PROBLEM DETAILS →
Begin at the line that contains "Transcribe this image's" and quote each line exactly through the last one. Leave pictures out.

Figure record listings →
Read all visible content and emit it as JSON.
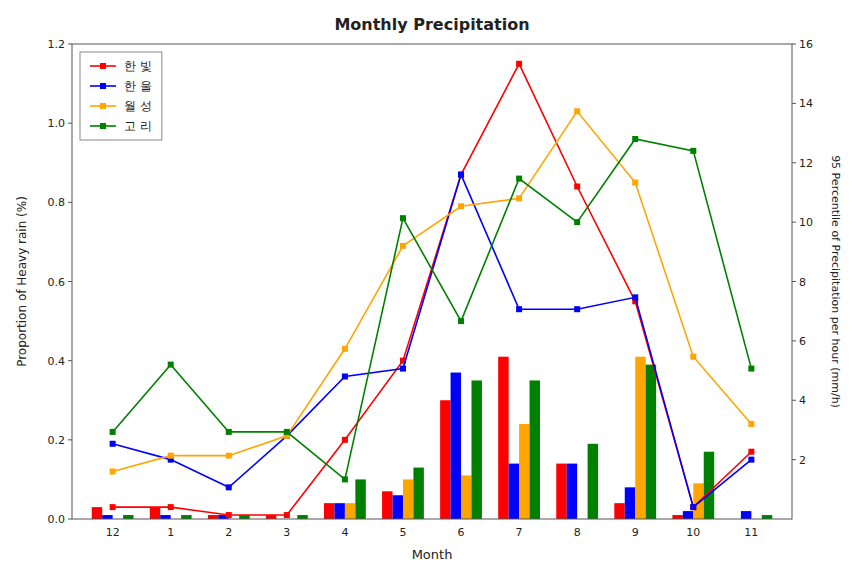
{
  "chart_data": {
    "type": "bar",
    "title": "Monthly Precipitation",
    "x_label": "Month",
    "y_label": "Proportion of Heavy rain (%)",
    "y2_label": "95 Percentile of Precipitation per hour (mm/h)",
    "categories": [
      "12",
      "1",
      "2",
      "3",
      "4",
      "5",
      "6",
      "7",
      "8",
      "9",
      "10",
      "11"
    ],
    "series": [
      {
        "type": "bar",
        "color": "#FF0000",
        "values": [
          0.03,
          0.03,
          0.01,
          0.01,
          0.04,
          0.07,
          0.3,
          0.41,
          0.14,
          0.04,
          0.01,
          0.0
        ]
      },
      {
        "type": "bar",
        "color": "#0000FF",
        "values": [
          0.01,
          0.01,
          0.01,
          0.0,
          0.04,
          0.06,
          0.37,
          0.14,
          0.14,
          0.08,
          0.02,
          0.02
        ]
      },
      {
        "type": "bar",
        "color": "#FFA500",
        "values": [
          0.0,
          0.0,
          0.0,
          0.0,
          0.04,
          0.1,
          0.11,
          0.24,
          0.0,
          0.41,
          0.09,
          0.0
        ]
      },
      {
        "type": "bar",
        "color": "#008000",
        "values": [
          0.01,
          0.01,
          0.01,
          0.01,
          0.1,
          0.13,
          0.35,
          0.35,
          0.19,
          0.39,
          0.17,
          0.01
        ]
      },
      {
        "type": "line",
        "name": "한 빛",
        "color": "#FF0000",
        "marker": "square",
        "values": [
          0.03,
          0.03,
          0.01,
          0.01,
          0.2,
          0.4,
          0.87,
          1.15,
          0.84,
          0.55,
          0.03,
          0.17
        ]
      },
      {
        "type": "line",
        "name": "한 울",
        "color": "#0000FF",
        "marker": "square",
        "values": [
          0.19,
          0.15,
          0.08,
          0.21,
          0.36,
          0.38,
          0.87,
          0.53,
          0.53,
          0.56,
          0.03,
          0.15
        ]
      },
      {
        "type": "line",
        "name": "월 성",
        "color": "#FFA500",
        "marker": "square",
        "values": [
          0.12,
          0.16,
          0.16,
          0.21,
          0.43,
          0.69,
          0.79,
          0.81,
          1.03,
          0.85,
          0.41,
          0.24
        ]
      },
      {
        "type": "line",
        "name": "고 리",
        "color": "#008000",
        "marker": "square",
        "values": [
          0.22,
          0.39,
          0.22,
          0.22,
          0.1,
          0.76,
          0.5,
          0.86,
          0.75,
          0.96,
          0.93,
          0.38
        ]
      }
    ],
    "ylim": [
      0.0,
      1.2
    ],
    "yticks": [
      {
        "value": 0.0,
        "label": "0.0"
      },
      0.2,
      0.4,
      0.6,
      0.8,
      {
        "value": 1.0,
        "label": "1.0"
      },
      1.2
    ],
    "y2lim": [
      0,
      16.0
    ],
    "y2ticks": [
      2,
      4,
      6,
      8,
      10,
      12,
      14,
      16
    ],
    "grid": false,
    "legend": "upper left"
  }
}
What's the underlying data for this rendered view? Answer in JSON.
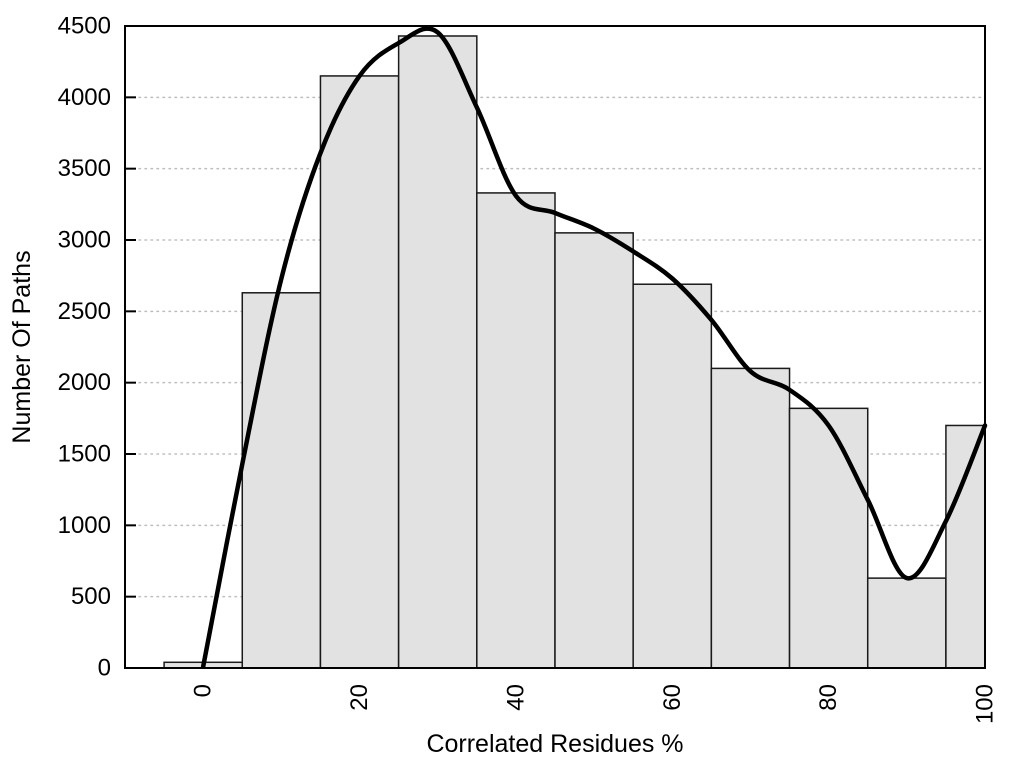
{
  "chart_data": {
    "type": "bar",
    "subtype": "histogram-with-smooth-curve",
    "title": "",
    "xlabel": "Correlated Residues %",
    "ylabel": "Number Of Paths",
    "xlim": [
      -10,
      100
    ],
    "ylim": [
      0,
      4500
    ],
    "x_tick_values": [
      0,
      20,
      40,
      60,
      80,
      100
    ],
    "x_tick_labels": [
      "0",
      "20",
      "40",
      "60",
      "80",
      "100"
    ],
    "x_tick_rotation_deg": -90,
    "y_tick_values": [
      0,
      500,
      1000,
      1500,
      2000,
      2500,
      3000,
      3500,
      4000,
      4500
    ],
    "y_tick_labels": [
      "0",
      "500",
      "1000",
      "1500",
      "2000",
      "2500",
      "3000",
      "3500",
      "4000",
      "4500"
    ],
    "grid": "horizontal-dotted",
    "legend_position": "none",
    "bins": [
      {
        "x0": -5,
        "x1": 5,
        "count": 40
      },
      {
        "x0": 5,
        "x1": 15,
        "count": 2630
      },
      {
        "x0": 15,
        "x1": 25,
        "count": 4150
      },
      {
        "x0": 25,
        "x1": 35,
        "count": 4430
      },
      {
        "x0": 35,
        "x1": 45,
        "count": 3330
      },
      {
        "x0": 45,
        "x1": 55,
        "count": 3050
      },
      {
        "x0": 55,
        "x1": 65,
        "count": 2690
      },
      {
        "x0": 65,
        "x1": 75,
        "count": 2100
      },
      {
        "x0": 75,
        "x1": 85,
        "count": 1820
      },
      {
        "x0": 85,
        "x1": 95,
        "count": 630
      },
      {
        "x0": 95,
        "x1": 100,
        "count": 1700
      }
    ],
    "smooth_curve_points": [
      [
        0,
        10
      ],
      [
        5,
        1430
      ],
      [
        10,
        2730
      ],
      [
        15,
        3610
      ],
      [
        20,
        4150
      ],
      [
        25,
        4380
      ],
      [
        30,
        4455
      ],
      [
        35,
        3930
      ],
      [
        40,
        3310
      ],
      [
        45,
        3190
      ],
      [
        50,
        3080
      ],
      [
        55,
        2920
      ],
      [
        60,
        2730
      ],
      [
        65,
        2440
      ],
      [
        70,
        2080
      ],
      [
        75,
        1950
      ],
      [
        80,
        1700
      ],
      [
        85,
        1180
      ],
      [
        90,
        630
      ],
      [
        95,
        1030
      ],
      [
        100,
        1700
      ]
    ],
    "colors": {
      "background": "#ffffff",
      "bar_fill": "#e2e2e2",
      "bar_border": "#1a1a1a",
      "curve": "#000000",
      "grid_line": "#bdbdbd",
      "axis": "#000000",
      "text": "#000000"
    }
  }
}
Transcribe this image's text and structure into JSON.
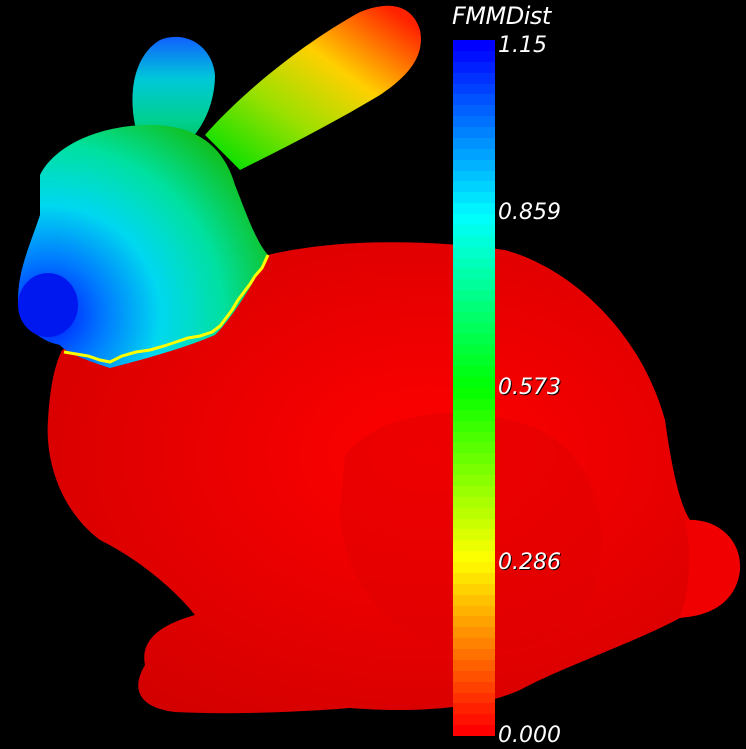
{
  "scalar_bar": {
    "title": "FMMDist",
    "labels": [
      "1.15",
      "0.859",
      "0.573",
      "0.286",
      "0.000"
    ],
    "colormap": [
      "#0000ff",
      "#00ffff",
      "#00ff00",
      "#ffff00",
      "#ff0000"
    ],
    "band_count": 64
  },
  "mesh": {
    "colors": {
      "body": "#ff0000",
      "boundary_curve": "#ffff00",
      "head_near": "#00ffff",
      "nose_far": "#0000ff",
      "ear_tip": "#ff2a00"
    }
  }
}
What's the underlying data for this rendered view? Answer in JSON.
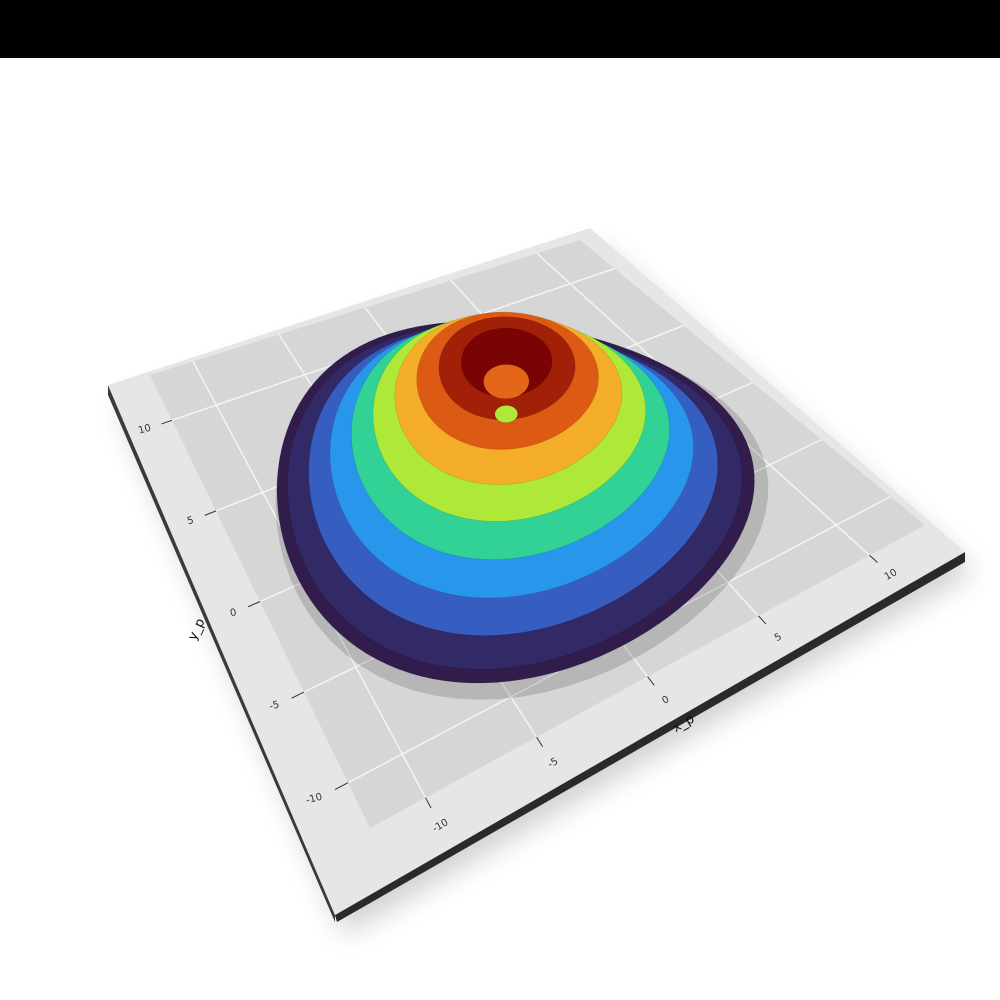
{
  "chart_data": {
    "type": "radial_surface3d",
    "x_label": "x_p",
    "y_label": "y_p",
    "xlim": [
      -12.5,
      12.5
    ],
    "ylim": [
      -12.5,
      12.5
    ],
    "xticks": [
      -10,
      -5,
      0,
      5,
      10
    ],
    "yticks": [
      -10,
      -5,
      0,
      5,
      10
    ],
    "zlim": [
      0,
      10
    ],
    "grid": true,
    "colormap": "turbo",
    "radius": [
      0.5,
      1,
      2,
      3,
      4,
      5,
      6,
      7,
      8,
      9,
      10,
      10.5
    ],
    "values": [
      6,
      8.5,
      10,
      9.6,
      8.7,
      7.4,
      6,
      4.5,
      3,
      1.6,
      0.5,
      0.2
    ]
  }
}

TASK RESPONSE →
Transcribe this image's text and structure into JSON.
{
  "scalar_bar": {
    "title": "FMMDist",
    "labels": [
      "1.15",
      "0.859",
      "0.573",
      "0.286",
      "0.000"
    ],
    "colormap": [
      "#0000ff",
      "#00ffff",
      "#00ff00",
      "#ffff00",
      "#ff0000"
    ],
    "band_count": 64
  },
  "mesh": {
    "colors": {
      "body": "#ff0000",
      "boundary_curve": "#ffff00",
      "head_near": "#00ffff",
      "nose_far": "#0000ff",
      "ear_tip": "#ff2a00"
    }
  }
}
What's the underlying data for this rendered view? Answer in JSON.
{
  "chart_data": {
    "type": "radial_surface3d",
    "x_label": "x_p",
    "y_label": "y_p",
    "xlim": [
      -12.5,
      12.5
    ],
    "ylim": [
      -12.5,
      12.5
    ],
    "xticks": [
      -10,
      -5,
      0,
      5,
      10
    ],
    "yticks": [
      -10,
      -5,
      0,
      5,
      10
    ],
    "zlim": [
      0,
      10
    ],
    "grid": true,
    "colormap": "turbo",
    "radius": [
      0.5,
      1,
      2,
      3,
      4,
      5,
      6,
      7,
      8,
      9,
      10,
      10.5
    ],
    "values": [
      6,
      8.5,
      10,
      9.6,
      8.7,
      7.4,
      6,
      4.5,
      3,
      1.6,
      0.5,
      0.2
    ]
  }
}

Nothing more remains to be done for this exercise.